* WORK REQUIRED: Set down exactly the lines running from the line with "Read out every word on this page." to the end of the listing below, both ends included.

* THE DATA:

---

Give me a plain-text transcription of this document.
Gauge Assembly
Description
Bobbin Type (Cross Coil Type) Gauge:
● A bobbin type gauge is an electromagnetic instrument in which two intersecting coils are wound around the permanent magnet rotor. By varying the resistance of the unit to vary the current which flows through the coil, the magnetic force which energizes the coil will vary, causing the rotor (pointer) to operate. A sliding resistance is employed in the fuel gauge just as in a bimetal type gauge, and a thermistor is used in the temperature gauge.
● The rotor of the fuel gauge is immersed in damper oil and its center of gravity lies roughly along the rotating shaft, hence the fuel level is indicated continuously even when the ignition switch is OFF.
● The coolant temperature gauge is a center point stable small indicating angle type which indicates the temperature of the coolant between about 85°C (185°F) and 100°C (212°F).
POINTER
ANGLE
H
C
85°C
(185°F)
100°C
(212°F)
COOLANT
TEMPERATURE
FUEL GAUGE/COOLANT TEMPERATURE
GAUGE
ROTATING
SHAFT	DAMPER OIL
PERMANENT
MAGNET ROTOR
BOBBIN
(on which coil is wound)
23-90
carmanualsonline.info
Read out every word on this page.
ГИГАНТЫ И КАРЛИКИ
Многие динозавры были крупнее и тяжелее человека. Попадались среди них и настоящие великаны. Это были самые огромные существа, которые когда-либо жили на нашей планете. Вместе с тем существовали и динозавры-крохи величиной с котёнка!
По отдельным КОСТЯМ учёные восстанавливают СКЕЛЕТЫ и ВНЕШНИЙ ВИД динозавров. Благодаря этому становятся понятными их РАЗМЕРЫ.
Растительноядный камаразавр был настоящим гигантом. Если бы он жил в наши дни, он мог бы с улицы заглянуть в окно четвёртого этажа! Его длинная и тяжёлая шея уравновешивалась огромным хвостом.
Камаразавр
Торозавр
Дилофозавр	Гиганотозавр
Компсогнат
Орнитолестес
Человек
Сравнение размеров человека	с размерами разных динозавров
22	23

---

* WRITTEN ANSWER:
Read out every word on this page.
ГИГАНТЫ И КАРЛИКИ
Многие динозавры были крупнее и тяжелее человека. Попадались среди них и настоящие великаны. Это были самые огромные существа, которые когда-либо жили на нашей планете. Вместе с тем существовали и динозавры-крохи величиной с котёнка!
По отдельным КОСТЯМ учёные восстанавливают СКЕЛЕТЫ и ВНЕШНИЙ ВИД динозавров. Благодаря этому становятся понятными их РАЗМЕРЫ.
Растительноядный камаразавр был настоящим гигантом. Если бы он жил в наши дни, он мог бы с улицы заглянуть в окно четвёртого этажа! Его длинная и тяжёлая шея уравновешивалась огромным хвостом.
Камаразавр
Торозавр
Дилофозавр	Гиганотозавр
Компсогнат
Орнитолестес
Человек
Сравнение размеров человека	с размерами разных динозавров
22	23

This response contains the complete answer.